**PROBLEM TO WORK ON:** Please write out, word for word, everything from the start of the listing down to the line containing "185, 391, 206]", including that line.

=-=-=

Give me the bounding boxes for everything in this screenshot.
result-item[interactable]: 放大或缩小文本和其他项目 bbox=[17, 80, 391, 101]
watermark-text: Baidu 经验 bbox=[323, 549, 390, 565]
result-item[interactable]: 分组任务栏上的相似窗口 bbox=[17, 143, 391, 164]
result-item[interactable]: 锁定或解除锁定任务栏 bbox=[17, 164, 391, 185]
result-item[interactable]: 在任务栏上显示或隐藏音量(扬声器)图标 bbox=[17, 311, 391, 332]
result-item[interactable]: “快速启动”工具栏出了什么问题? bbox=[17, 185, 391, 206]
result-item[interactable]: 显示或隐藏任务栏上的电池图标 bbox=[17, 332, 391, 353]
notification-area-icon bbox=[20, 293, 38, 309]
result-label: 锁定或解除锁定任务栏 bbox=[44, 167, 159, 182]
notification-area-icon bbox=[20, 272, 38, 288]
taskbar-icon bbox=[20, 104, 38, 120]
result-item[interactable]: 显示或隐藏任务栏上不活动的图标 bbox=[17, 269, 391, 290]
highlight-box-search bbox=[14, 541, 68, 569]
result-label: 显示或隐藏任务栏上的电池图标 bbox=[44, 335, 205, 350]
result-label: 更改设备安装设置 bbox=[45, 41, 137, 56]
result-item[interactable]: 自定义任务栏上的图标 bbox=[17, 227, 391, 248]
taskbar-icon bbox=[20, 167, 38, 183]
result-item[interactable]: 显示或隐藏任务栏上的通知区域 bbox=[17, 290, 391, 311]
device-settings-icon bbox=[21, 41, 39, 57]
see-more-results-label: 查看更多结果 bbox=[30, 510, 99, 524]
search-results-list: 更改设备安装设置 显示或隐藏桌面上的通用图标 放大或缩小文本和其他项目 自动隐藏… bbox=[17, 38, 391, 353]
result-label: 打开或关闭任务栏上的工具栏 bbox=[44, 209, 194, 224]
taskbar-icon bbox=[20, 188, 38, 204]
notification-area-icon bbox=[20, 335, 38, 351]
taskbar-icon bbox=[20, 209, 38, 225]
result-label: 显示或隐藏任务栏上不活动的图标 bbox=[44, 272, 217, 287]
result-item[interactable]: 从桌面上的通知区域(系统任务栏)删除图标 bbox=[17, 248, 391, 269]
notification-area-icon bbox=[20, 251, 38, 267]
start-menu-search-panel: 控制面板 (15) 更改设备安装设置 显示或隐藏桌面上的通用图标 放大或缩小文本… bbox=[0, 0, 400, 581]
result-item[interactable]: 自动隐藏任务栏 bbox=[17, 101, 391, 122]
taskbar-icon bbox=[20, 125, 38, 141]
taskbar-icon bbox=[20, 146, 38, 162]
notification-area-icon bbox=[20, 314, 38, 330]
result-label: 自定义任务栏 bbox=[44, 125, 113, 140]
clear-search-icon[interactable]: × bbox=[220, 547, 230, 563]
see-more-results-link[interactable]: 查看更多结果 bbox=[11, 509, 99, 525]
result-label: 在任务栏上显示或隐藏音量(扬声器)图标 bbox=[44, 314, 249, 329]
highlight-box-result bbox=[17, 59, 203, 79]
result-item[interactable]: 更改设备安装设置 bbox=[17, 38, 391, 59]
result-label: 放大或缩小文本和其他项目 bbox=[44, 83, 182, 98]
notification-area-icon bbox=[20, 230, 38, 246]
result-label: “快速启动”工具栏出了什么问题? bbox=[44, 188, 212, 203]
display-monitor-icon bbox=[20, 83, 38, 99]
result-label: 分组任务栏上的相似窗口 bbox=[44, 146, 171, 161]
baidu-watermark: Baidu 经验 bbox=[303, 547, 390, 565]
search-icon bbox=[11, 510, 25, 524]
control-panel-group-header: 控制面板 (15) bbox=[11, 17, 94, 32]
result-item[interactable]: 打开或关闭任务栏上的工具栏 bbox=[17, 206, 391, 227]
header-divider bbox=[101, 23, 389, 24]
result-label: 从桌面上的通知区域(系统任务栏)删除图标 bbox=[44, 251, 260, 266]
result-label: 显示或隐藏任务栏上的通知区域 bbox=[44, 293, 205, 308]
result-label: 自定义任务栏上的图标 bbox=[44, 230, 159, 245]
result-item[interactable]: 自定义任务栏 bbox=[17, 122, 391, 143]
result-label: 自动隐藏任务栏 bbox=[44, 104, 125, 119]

=-=-=

**RESPONSE FOR THIS EXERCISE:**
Give me the bounding boxes for everything in this screenshot.
result-item[interactable]: 放大或缩小文本和其他项目 bbox=[17, 80, 391, 101]
watermark-text: Baidu 经验 bbox=[323, 549, 390, 565]
result-item[interactable]: 分组任务栏上的相似窗口 bbox=[17, 143, 391, 164]
result-item[interactable]: 锁定或解除锁定任务栏 bbox=[17, 164, 391, 185]
result-item[interactable]: 在任务栏上显示或隐藏音量(扬声器)图标 bbox=[17, 311, 391, 332]
result-item[interactable]: “快速启动”工具栏出了什么问题? bbox=[17, 185, 391, 206]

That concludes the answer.